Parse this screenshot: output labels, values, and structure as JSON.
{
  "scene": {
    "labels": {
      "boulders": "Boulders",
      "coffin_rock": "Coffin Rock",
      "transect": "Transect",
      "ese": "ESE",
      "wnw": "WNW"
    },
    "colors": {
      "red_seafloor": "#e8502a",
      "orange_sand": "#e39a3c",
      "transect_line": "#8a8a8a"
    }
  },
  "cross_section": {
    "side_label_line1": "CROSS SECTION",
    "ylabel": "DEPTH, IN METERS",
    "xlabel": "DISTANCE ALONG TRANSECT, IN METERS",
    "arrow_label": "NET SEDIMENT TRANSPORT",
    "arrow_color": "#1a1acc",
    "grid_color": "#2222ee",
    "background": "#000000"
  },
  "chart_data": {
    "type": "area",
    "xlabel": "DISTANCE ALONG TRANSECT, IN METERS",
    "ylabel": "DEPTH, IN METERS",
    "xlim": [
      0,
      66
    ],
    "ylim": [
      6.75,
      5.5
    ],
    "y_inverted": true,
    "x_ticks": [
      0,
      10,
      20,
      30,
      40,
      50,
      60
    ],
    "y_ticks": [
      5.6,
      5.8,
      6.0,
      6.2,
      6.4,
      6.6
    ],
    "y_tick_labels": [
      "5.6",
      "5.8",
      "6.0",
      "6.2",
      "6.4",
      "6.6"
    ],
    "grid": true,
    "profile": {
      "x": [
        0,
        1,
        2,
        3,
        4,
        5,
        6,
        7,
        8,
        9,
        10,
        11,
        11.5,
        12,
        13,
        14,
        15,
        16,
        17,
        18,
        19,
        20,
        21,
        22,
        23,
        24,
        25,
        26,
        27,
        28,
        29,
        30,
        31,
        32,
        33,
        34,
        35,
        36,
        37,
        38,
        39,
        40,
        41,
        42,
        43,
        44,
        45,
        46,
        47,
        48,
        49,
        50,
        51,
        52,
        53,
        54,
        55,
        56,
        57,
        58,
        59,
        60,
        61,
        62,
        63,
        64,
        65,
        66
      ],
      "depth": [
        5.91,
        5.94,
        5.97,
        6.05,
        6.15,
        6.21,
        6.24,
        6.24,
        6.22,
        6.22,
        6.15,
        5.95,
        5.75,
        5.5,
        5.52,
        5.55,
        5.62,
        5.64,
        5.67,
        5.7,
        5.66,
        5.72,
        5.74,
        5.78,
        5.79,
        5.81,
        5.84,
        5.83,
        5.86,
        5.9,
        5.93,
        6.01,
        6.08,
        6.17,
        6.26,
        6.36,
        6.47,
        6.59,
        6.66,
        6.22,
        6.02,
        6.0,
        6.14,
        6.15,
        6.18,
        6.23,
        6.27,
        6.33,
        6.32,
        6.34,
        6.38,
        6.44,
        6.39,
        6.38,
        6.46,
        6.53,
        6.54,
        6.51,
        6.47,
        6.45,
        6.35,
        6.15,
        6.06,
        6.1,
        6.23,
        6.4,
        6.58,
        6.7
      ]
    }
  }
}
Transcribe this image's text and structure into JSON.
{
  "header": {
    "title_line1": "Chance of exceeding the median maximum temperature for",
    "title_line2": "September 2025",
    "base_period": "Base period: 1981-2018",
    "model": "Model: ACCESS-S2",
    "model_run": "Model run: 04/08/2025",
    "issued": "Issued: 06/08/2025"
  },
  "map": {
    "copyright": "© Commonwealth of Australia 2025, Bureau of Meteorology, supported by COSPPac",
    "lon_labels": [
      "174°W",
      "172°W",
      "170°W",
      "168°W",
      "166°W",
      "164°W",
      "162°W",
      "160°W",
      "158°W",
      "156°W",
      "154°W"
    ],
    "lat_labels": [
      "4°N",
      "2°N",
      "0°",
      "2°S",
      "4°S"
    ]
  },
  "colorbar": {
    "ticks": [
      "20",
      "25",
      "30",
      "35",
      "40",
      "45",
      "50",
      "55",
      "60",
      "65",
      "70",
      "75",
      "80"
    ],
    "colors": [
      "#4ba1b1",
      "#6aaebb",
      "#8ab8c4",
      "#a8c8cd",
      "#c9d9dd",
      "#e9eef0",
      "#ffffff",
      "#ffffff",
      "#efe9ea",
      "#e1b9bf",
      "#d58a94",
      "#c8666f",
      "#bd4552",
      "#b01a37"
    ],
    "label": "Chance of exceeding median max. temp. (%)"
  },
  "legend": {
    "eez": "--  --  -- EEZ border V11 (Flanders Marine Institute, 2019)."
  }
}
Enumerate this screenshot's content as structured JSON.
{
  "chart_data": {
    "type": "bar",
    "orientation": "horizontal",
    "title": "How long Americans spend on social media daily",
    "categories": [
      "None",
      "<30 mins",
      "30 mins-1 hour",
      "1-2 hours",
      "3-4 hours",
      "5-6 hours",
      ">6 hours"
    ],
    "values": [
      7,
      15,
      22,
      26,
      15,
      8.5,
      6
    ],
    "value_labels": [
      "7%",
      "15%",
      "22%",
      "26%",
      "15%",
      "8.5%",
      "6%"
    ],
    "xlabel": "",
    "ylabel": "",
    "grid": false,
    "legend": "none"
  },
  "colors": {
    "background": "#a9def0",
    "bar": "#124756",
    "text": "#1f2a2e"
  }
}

**Work instructions**
Copy out each line of the records where the string "background" appears.

**Answer to this task**
    "background": "#000000"
    "background": "#a9def0",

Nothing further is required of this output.